--- Instructions for the task ---
What is the number of lines containing the word "JSON"? Please answer with that number and nothing more.
** Start of Provided entries **
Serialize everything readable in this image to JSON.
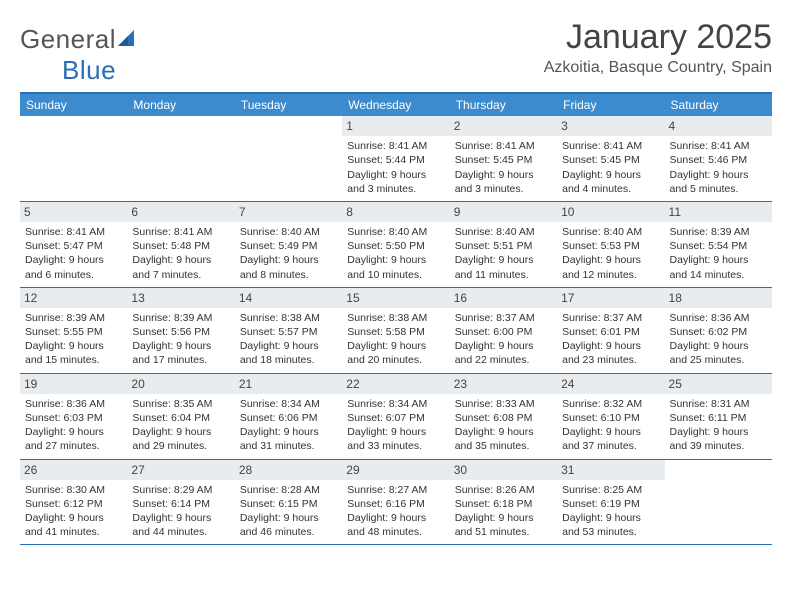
{
  "logo": {
    "word1": "General",
    "word2": "Blue"
  },
  "header": {
    "month_title": "January 2025",
    "location": "Azkoitia, Basque Country, Spain"
  },
  "colors": {
    "header_bar": "#3b8bce",
    "rule": "#2a6fb5",
    "daynum_bg": "#e8ecef",
    "text": "#333333",
    "logo_gray": "#555555",
    "logo_blue": "#2a6fb5"
  },
  "day_names": [
    "Sunday",
    "Monday",
    "Tuesday",
    "Wednesday",
    "Thursday",
    "Friday",
    "Saturday"
  ],
  "labels": {
    "sunrise": "Sunrise:",
    "sunset": "Sunset:",
    "daylight": "Daylight:"
  },
  "weeks": [
    [
      null,
      null,
      null,
      {
        "n": "1",
        "sr": "8:41 AM",
        "ss": "5:44 PM",
        "dl": "9 hours and 3 minutes."
      },
      {
        "n": "2",
        "sr": "8:41 AM",
        "ss": "5:45 PM",
        "dl": "9 hours and 3 minutes."
      },
      {
        "n": "3",
        "sr": "8:41 AM",
        "ss": "5:45 PM",
        "dl": "9 hours and 4 minutes."
      },
      {
        "n": "4",
        "sr": "8:41 AM",
        "ss": "5:46 PM",
        "dl": "9 hours and 5 minutes."
      }
    ],
    [
      {
        "n": "5",
        "sr": "8:41 AM",
        "ss": "5:47 PM",
        "dl": "9 hours and 6 minutes."
      },
      {
        "n": "6",
        "sr": "8:41 AM",
        "ss": "5:48 PM",
        "dl": "9 hours and 7 minutes."
      },
      {
        "n": "7",
        "sr": "8:40 AM",
        "ss": "5:49 PM",
        "dl": "9 hours and 8 minutes."
      },
      {
        "n": "8",
        "sr": "8:40 AM",
        "ss": "5:50 PM",
        "dl": "9 hours and 10 minutes."
      },
      {
        "n": "9",
        "sr": "8:40 AM",
        "ss": "5:51 PM",
        "dl": "9 hours and 11 minutes."
      },
      {
        "n": "10",
        "sr": "8:40 AM",
        "ss": "5:53 PM",
        "dl": "9 hours and 12 minutes."
      },
      {
        "n": "11",
        "sr": "8:39 AM",
        "ss": "5:54 PM",
        "dl": "9 hours and 14 minutes."
      }
    ],
    [
      {
        "n": "12",
        "sr": "8:39 AM",
        "ss": "5:55 PM",
        "dl": "9 hours and 15 minutes."
      },
      {
        "n": "13",
        "sr": "8:39 AM",
        "ss": "5:56 PM",
        "dl": "9 hours and 17 minutes."
      },
      {
        "n": "14",
        "sr": "8:38 AM",
        "ss": "5:57 PM",
        "dl": "9 hours and 18 minutes."
      },
      {
        "n": "15",
        "sr": "8:38 AM",
        "ss": "5:58 PM",
        "dl": "9 hours and 20 minutes."
      },
      {
        "n": "16",
        "sr": "8:37 AM",
        "ss": "6:00 PM",
        "dl": "9 hours and 22 minutes."
      },
      {
        "n": "17",
        "sr": "8:37 AM",
        "ss": "6:01 PM",
        "dl": "9 hours and 23 minutes."
      },
      {
        "n": "18",
        "sr": "8:36 AM",
        "ss": "6:02 PM",
        "dl": "9 hours and 25 minutes."
      }
    ],
    [
      {
        "n": "19",
        "sr": "8:36 AM",
        "ss": "6:03 PM",
        "dl": "9 hours and 27 minutes."
      },
      {
        "n": "20",
        "sr": "8:35 AM",
        "ss": "6:04 PM",
        "dl": "9 hours and 29 minutes."
      },
      {
        "n": "21",
        "sr": "8:34 AM",
        "ss": "6:06 PM",
        "dl": "9 hours and 31 minutes."
      },
      {
        "n": "22",
        "sr": "8:34 AM",
        "ss": "6:07 PM",
        "dl": "9 hours and 33 minutes."
      },
      {
        "n": "23",
        "sr": "8:33 AM",
        "ss": "6:08 PM",
        "dl": "9 hours and 35 minutes."
      },
      {
        "n": "24",
        "sr": "8:32 AM",
        "ss": "6:10 PM",
        "dl": "9 hours and 37 minutes."
      },
      {
        "n": "25",
        "sr": "8:31 AM",
        "ss": "6:11 PM",
        "dl": "9 hours and 39 minutes."
      }
    ],
    [
      {
        "n": "26",
        "sr": "8:30 AM",
        "ss": "6:12 PM",
        "dl": "9 hours and 41 minutes."
      },
      {
        "n": "27",
        "sr": "8:29 AM",
        "ss": "6:14 PM",
        "dl": "9 hours and 44 minutes."
      },
      {
        "n": "28",
        "sr": "8:28 AM",
        "ss": "6:15 PM",
        "dl": "9 hours and 46 minutes."
      },
      {
        "n": "29",
        "sr": "8:27 AM",
        "ss": "6:16 PM",
        "dl": "9 hours and 48 minutes."
      },
      {
        "n": "30",
        "sr": "8:26 AM",
        "ss": "6:18 PM",
        "dl": "9 hours and 51 minutes."
      },
      {
        "n": "31",
        "sr": "8:25 AM",
        "ss": "6:19 PM",
        "dl": "9 hours and 53 minutes."
      },
      null
    ]
  ]
}
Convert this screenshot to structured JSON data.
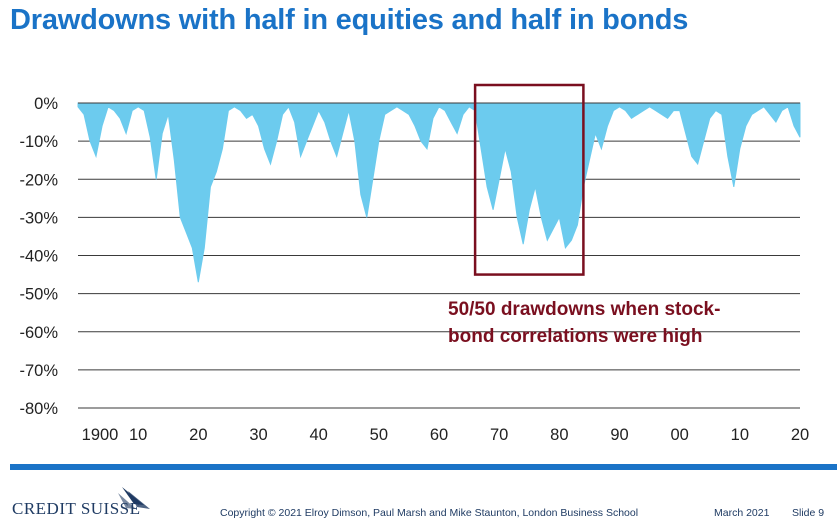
** End of Provided entries **
--- Task result ---
2